Document number: P1679R3
Date: 2020-06-13
Project: WG21, Library Working Group
Authors: Wim Leflere wim.leflere@gmail.com, Paul Fee paul.f.fee@gmail.com

string contains function

1. Abstract

This paper proposes to add member function contains to class templates basic_string and basic_string_view. This function checks, whether or not a string contains a given substring.

2. History

2.1. R3

Small wording update based on LWG feedback
Rephrased case sensitivity section
Feature test macro added

2.2. R2

Small wording update based on LWG feedback

2.3. R1

Wording added
Made all functions constexpr, after std::string was made constexpr 1
Merged content from P1657R0 2

2.4. R0

Initial version

3. Motivation

Checking, whether or not a given string contains a given substring is a common task, that is missing from the standard library.

3.1. Other (standard) libraries

Standard libraries of many other programming languages include routines for performing such a check, for example:

And so on.

Also, some C++ libraries (other than the standard library) that implement a string type include such methods. For example, Qt library has classes QString 7 and QStringRef (analogous to std::string_view) which have contains member functions.

C++ will be easier to teach to people coming from other languages as they may already be familiar with the contains method in the other language's string class.

3.2. Existing substring checks

A range of options exist for substring checking.

std::string haystack = "no place for needles";

Using the C library:
if (strstr(haystack.c_str(), "needle"))

Using the C++ standard library:
if (haystack.find("needle") != std::string::npos)

Using Boost algorithms library 8:
if (boost::contains(haystack, "needle"))

The proposed changes would provide a concise, unambiguous method for substring checking in which the intent is clearly expressed.
if (haystack.contains("needle"))

3.3. Why not find != npos?

The 'standard' 9 way of checking if a string contains a substring is to use the find member function.

if (str.find(substr) != std::string::npos)
    std::cout << "found!\n";

But using find requires that one extra step of thinking when writing it.
You're trying to do something positive (check if contains) but you have to do something negative (check inequality).

And one extra step when reading the code.
Are we looking for the actual position? Or checking if the string contains a substring? Or checking if the string doesn't contain a substring?

A contains member function would make the intention of the programmer more clear and make the code more readable.

if (str.contains(substr))
    std::cout << "found!\n";

The proposed change would improve teachability of C++ for beginners as the contains function better matches the intention of the programmer. And because it is a simpler construct to write and remember than using find.

3.4. Three string checking Musketeers

The string contains function would complete the three string checking musketeers, together with the string prefix and suffix check, starts_with and ends_with 10.

4. Design considerations

4.1 Standard library vs core language change

Python uses the in operator, such as:

if 'needle' in haystack:

Adopting a similar approach in C++ would involve a new keyword. A new keyword risks breaking backwards compatibility with code already using in for other purposes, such as variable names. Hence changes to the standard library are preferred.
- - - - - - -
TO BE DONE:
A. According to the string contains proposal, which two functions would contains join to make up the three string checking musketeers?
B. Carry on the string contains proposal from its last sentence.
The lines after the string contains proposal are separate material.

RECORDS SUPPLIED:
- - - - - - -
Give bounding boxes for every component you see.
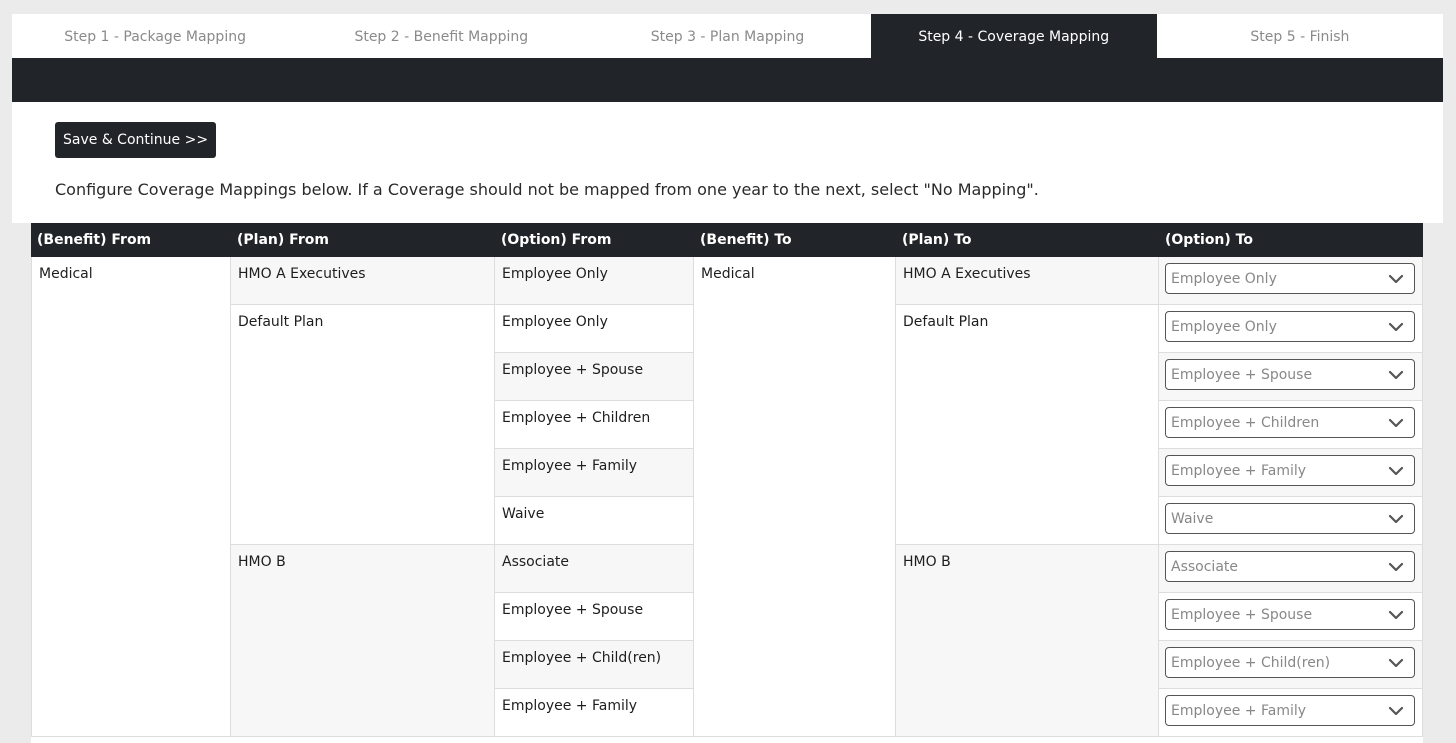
chevron-down-icon (1388, 466, 1404, 476)
header-plan-from: (Plan) From (231, 223, 495, 257)
option-from-cell: Employee Only (495, 305, 694, 353)
option-to-cell: Employee Only (1159, 257, 1423, 305)
header-benefit-from: (Benefit) From (31, 223, 231, 257)
option-to-value: Employee + Family (1171, 463, 1307, 479)
chevron-down-icon (1388, 370, 1404, 380)
instructions-text: Configure Coverage Mappings below. If a … (55, 180, 1039, 199)
header-bar (12, 58, 1443, 102)
option-to-cell: Waive (1159, 497, 1423, 545)
option-to-cell: Employee + Family (1159, 449, 1423, 497)
option-to-value: Employee + Spouse (1171, 367, 1313, 383)
plan-to-cell: Default Plan (896, 305, 1159, 545)
option-from-cell: Employee Only (495, 257, 694, 305)
chevron-down-icon (1388, 418, 1404, 428)
option-to-cell: Employee + Child(ren) (1159, 641, 1423, 689)
option-from-cell: Waive (495, 497, 694, 545)
option-to-select[interactable]: Associate (1165, 551, 1415, 582)
option-from-cell: Associate (495, 545, 694, 593)
tab-step-5-finish[interactable]: Step 5 - Finish (1157, 14, 1443, 58)
coverage-mapping-table: (Benefit) From (Plan) From (Option) From… (31, 223, 1423, 743)
step-tabs: Step 1 - Package Mapping Step 2 - Benefi… (12, 14, 1443, 58)
option-from-cell: Employee + Spouse (495, 353, 694, 401)
plan-to-cell: HMO B (896, 545, 1159, 737)
chevron-down-icon (1388, 610, 1404, 620)
benefit-to-cell: Medical (694, 257, 896, 737)
option-to-cell: Employee + Children (1159, 401, 1423, 449)
save-continue-button[interactable]: Save & Continue >> (55, 122, 217, 158)
chevron-down-icon (1388, 706, 1404, 716)
tab-step-1-package-mapping[interactable]: Step 1 - Package Mapping (12, 14, 298, 58)
option-to-select[interactable]: Employee + Family (1165, 455, 1415, 486)
option-from-cell: Employee + Child(ren) (495, 641, 694, 689)
option-to-select[interactable]: Employee + Spouse (1165, 359, 1415, 390)
option-to-value: Employee + Family (1171, 703, 1307, 719)
option-to-cell: Associate (1159, 545, 1423, 593)
chevron-down-icon (1388, 658, 1404, 668)
option-to-value: Waive (1171, 511, 1214, 527)
header-plan-to: (Plan) To (896, 223, 1159, 257)
plan-from-cell: HMO A Executives (231, 257, 495, 305)
header-option-to: (Option) To (1159, 223, 1423, 257)
option-to-value: Employee Only (1171, 271, 1277, 287)
option-to-value: Employee + Child(ren) (1171, 655, 1331, 671)
option-to-cell: Employee + Spouse (1159, 593, 1423, 641)
option-to-select[interactable]: Employee + Spouse (1165, 599, 1415, 630)
tab-step-2-benefit-mapping[interactable]: Step 2 - Benefit Mapping (298, 14, 584, 58)
plan-from-cell: HMO B (231, 545, 495, 737)
chevron-down-icon (1388, 562, 1404, 572)
tab-step-4-coverage-mapping[interactable]: Step 4 - Coverage Mapping (870, 14, 1157, 58)
option-from-cell: Employee + Children (495, 401, 694, 449)
tab-step-3-plan-mapping[interactable]: Step 3 - Plan Mapping (584, 14, 870, 58)
header-benefit-to: (Benefit) To (694, 223, 896, 257)
option-to-cell: Employee + Spouse (1159, 353, 1423, 401)
option-to-select[interactable]: Employee + Children (1165, 407, 1415, 438)
option-from-cell: Employee + Family (495, 449, 694, 497)
plan-from-cell: Default Plan (231, 305, 495, 545)
chevron-down-icon (1388, 274, 1404, 284)
option-to-cell: Employee + Family (1159, 689, 1423, 737)
option-to-value: Employee + Children (1171, 415, 1320, 431)
header-option-from: (Option) From (495, 223, 694, 257)
chevron-down-icon (1388, 322, 1404, 332)
option-from-cell: Employee + Spouse (495, 593, 694, 641)
option-to-value: Associate (1171, 559, 1238, 575)
option-to-select[interactable]: Employee + Child(ren) (1165, 647, 1415, 678)
option-to-select[interactable]: Waive (1165, 503, 1415, 534)
option-from-cell: Employee + Family (495, 689, 694, 737)
chevron-down-icon (1388, 514, 1404, 524)
content-panel: Save & Continue >> Configure Coverage Ma… (12, 102, 1443, 223)
plan-to-cell: HMO A Executives (896, 257, 1159, 305)
option-to-cell: Employee Only (1159, 305, 1423, 353)
option-to-value: Employee Only (1171, 319, 1277, 335)
option-to-select[interactable]: Employee Only (1165, 311, 1415, 342)
option-to-value: Employee + Spouse (1171, 607, 1313, 623)
option-to-select[interactable]: Employee + Family (1165, 695, 1415, 726)
option-to-select[interactable]: Employee Only (1165, 263, 1415, 294)
benefit-from-cell: Medical (31, 257, 231, 737)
- - - - - - -
ANSWERS BY TASK:
A. starts_with and ends_with.

B.
4.2. Member function vs free function

This proposal adds member function contains to class templates basic_string and basic_string_view.
Another option considered was to add a free function contains to namespace std, as in Boost 8.
The drawback of a free function is that the order of parameters of a free function is ambiguous, contains(string, substring) vs contains(substring, string).

A member function offers consistency with other popular languages, such as Java, C# and Rust. It's also consistent with starts_with and ends_with 10.

4.3 string::contains vs map::contains

Containers such as set and map have a contains method. For multiset and multimap containers, this offers a performance boost over the count method since contains can return on the first match. With set and map, the benefits are API consistency with multiset and multimap along with clearer expression of intent by returning a bool rather than a count.

std::set<foo> haystack;
if (haystack.count(needle)) { /* found */ }
if (haystack.contains(needle)) { /* clearly found */ }

The proposed contains method for substring checks is not directly analogous to the container operation. Rather than search for a member within the container, a contains operation on a string means to search for a substring.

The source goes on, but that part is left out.